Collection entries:
+ + +
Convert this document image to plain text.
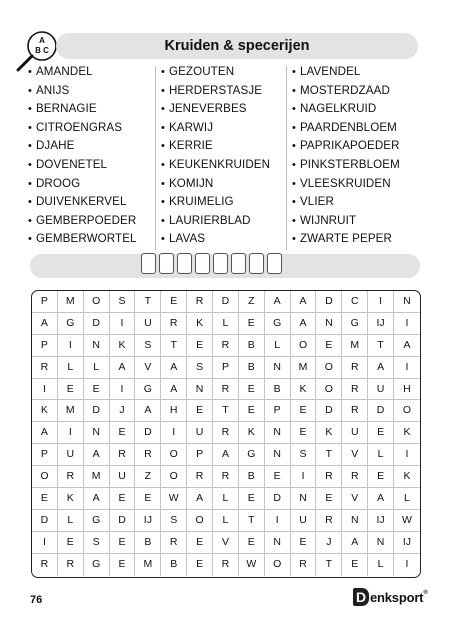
A
B C	Kruiden & specerijen
• AMANDEL
• ANIJS
• BERNAGIE
• CITROENGRAS
• DJAHE
• DOVENETEL
• DROOG
• DUIVENKERVEL
• GEMBERPOEDER
• GEMBERWORTEL
• GEZOUTEN
• HERDERSTASJE
• JENEVERBES
• KARWIJ
• KERRIE
• KEUKENKRUIDEN
• KOMIJN
• KRUIMELIG
• LAURIERBLAD
• LAVAS
• LAVENDEL
• MOSTERDZAAD
• NAGELKRUID
• PAARDENBLOEM
• PAPRIKAPOEDER
• PINKSTERBLOEM
• VLEESKRUIDEN
• VLIER
• WIJNRUIT
• ZWARTE PEPER
P	M	O	S	T	E	R	D	Z	A	A	D	C	I	N
A	G	D	I	U	R	K	L	E	G	A	N	G	IJ	I
P	I	N	K	S	T	E	R	B	L	O	E	M	T	A
R	L	L	A	V	A	S	P	B	N	M	O	R	A	I
I	E	E	I	G	A	N	R	E	B	K	O	R	U	H
K	M	D	J	A	H	E	T	E	P	E	D	R	D	O
A	I	N	E	D	I	U	R	K	N	E	K	U	E	K
P	U	A	R	R	O	P	A	G	N	S	T	V	L	I
O	R	M	U	Z	O	R	R	B	E	I	R	R	E	K
E	K	A	E	E	W	A	L	E	D	N	E	V	A	L
D	L	G	D	IJ	S	O	L	T	I	U	R	N	IJ	W
I	E	S	E	B	R	E	V	E	N	E	J	A	N	IJ
R	R	G	E	M	B	E	R	W	O	R	T	E	L	I
76	D enksport®
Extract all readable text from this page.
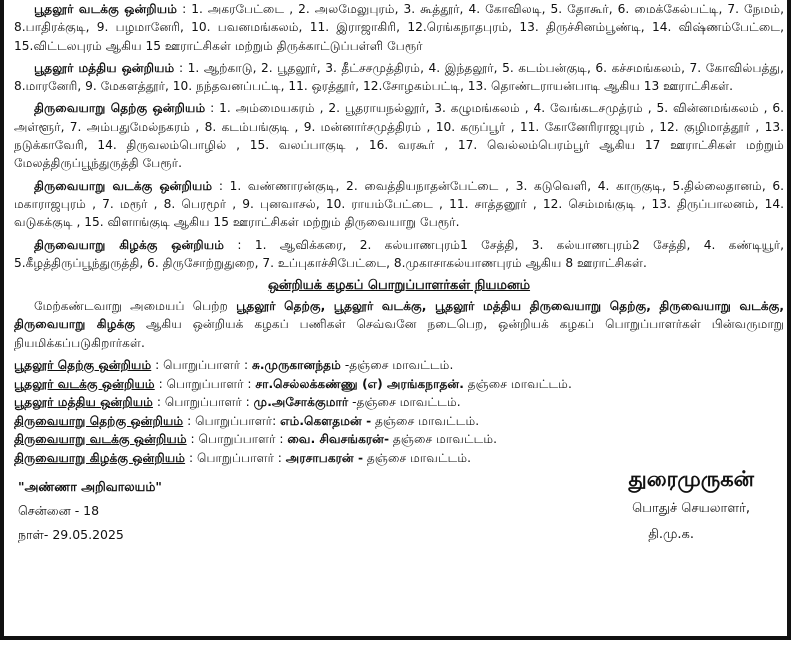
பூதலூர் வடக்கு ஒன்றியம் : 1. அகரபேட்டை , 2. அலமேலுபுரம், 3. கூத்தூர், 4. கோவிலடி, 5. தோகூர், 6. மைக்கேல்பட்டி, 7. நேமம், 8.பாதிரக்குடி, 9. பழமானேரி, 10. பவனமங்கலம், 11. இராஜாகிரி, 12.ரெங்கநாதபுரம், 13. திருச்சினம்பூண்டி, 14. விஷ்ணம்பேட்டை, 15.விட்டலபுரம் ஆகிய 15 ஊராட்சிகள் மற்றும் திருக்காட்டுப்பள்ளி பேரூர்

பூதலூர் மத்திய ஒன்றியம் : 1. ஆற்காடு, 2. பூதலூர், 3. தீட்சசமுத்திரம், 4. இந்தலூர், 5. கடம்பன்குடி, 6. கச்சமங்கலம், 7. கோவில்பத்து, 8.மாரனேரி, 9. மேகளத்தூர், 10. நந்தவனப்பட்டி, 11. ஒரத்தூர், 12.சோழகம்பட்டி, 13. தொண்டராயன்பாடி ஆகிய 13 ஊராட்சிகள்.

திருவையாறு தெற்கு ஒன்றியம் : 1. அம்மையகரம் , 2. பூதராயநல்லூர், 3. கழுமங்கலம் , 4. வேங்கடசமுத்ரம் , 5. வின்னமங்கலம் , 6. அள்ளூர், 7. அம்பதுமேல்நகரம் , 8. கடம்பங்குடி , 9. மன்னார்சமுத்திரம் , 10. கருப்பூர் , 11. கோனேரிராஜபுரம் , 12. குழிமாத்தூர் , 13. நடுக்காவேரி, 14. திருவலம்பொழில் , 15. வலப்பாகுடி , 16. வரகூர் , 17. வெல்லம்பெரம்பூர் ஆகிய 17 ஊராட்சிகள் மற்றும் மேலத்திருப்பூந்துருத்தி பேரூர்.

திருவையாறு வடக்கு ஒன்றியம் : 1. வண்ணாரன்குடி, 2. வைத்தியநாதன்பேட்டை , 3. கடுவெளி, 4. காருகுடி, 5.தில்லைதானம், 6. மகாராஜபுரம் , 7. மரூர் , 8. பெரமூர் , 9. புனவாசல், 10. ராயம்பேட்டை , 11. சாத்தனூர் , 12. செம்மங்குடி , 13. திருப்பாலனம், 14. வடுகக்குடி , 15. விளாங்குடி ஆகிய 15 ஊராட்சிகள் மற்றும் திருவையாறு பேரூர்.

திருவையாறு கிழக்கு ஒன்றியம் : 1. ஆவிக்கரை, 2. கல்யாணபுரம்1 சேத்தி, 3. கல்யாணபுரம்2 சேத்தி, 4. கண்டியூர், 5.கீழத்திருப்பூந்துருத்தி, 6. திருசோற்றுதுறை, 7. உப்புகாச்சிபேட்டை, 8.முகாசாகல்யாணபுரம் ஆகிய 8 ஊராட்சிகள்.

ஒன்றியக் கழகப் பொறுப்பாளர்கள் நியமனம்

மேற்கண்டவாறு அமையப் பெற்ற பூதலூர் தெற்கு, பூதலூர் வடக்கு, பூதலூர் மத்திய திருவையாறு தெற்கு, திருவையாறு வடக்கு, திருவையாறு கிழக்கு ஆகிய ஒன்றியக் கழகப் பணிகள் செவ்வனே நடைபெற, ஒன்றியக் கழகப் பொறுப்பாளர்கள் பின்வருமாறு நியமிக்கப்படுகிறார்கள்.

பூதலூர் தெற்கு ஒன்றியம் : பொறுப்பாளர் : சு.முருகானந்தம் -தஞ்சை மாவட்டம்.
பூதலூர் வடக்கு ஒன்றியம் : பொறுப்பாளர் : சா.செல்லக்கண்ணு (எ) அரங்கநாதன். தஞ்சை மாவட்டம்.
பூதலூர் மத்திய ஒன்றியம் : பொறுப்பாளர் : மு.அசோக்குமார் -தஞ்சை மாவட்டம்.
திருவையாறு தெற்கு ஒன்றியம் : பொறுப்பாளர்: எம்.கௌதமன் - தஞ்சை மாவட்டம்.
திருவையாறு வடக்கு ஒன்றியம் : பொறுப்பாளர் : வை. சிவசங்கரன்- தஞ்சை மாவட்டம்.
திருவையாறு கிழக்கு ஒன்றியம் : பொறுப்பாளர் : அரசாபகரன் - தஞ்சை மாவட்டம்.
"அண்ணா அறிவாலயம்"
சென்னை - 18
நாள்- 29.05.2025
துரைமுருகன்
பொதுச் செயலாளர்,
தி.மு.க.
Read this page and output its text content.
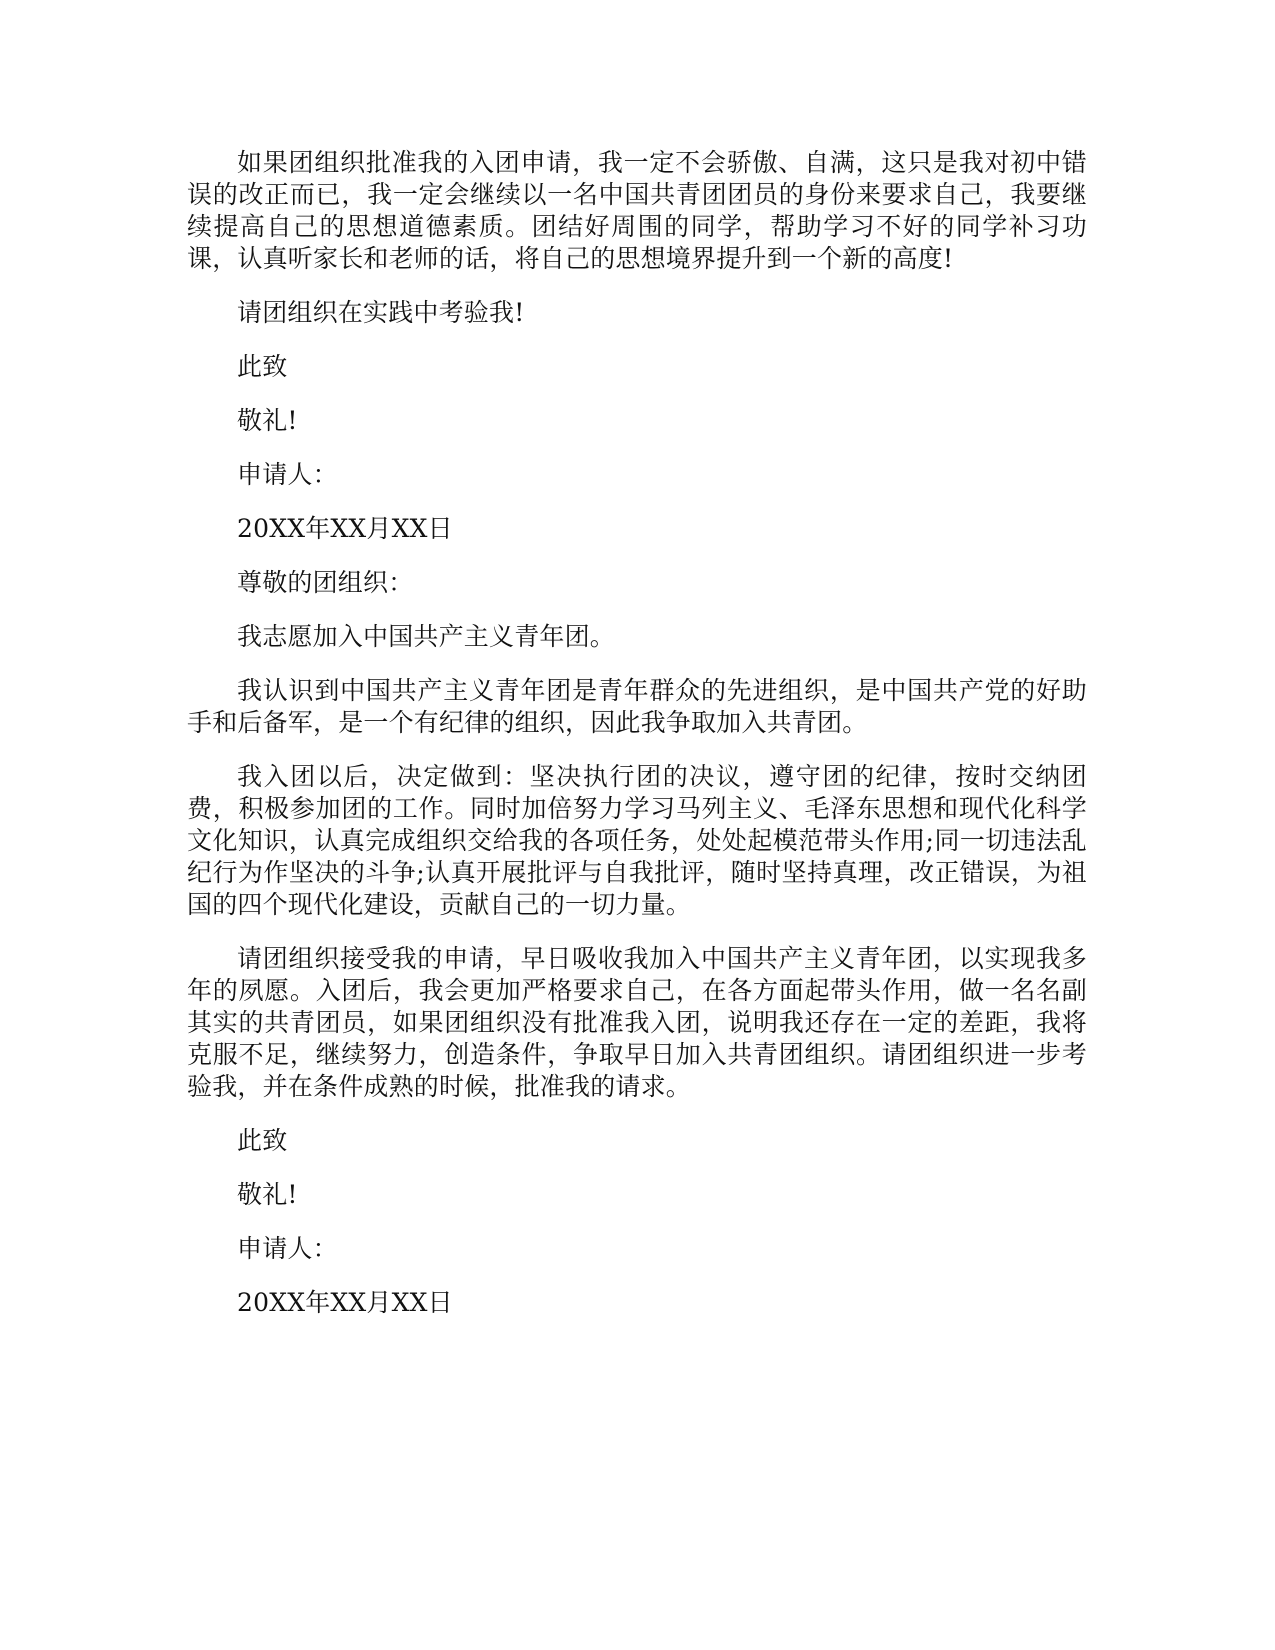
如果团组织批准我的入团申请，我一定不会骄傲、自满，这只是我对初中错误的改正而已，我一定会继续以一名中国共青团团员的身份来要求自己，我要继续提高自己的思想道德素质。团结好周围的同学，帮助学习不好的同学补习功课，认真听家长和老师的话，将自己的思想境界提升到一个新的高度!

请团组织在实践中考验我!

此致

敬礼!

申请人：

20XX年XX月XX日

尊敬的团组织：

我志愿加入中国共产主义青年团。

我认识到中国共产主义青年团是青年群众的先进组织，是中国共产党的好助手和后备军，是一个有纪律的组织，因此我争取加入共青团。

我入团以后，决定做到：坚决执行团的决议，遵守团的纪律，按时交纳团费，积极参加团的工作。同时加倍努力学习马列主义、毛泽东思想和现代化科学文化知识，认真完成组织交给我的各项任务，处处起模范带头作用;同一切违法乱纪行为作坚决的斗争;认真开展批评与自我批评，随时坚持真理，改正错误，为祖国的四个现代化建设，贡献自己的一切力量。

请团组织接受我的申请，早日吸收我加入中国共产主义青年团，以实现我多年的夙愿。入团后，我会更加严格要求自己，在各方面起带头作用，做一名名副其实的共青团员，如果团组织没有批准我入团，说明我还存在一定的差距，我将克服不足，继续努力，创造条件，争取早日加入共青团组织。请团组织进一步考验我，并在条件成熟的时候，批准我的请求。

此致

敬礼!

申请人：

20XX年XX月XX日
+ + +
INSTRUCTIONS TO FOLLOW -
List the lines that contain the word "this".

FINAL ANSWER -
Convert this document image to plain text.
Extract all readable text from this page.
Read this page and output its text content.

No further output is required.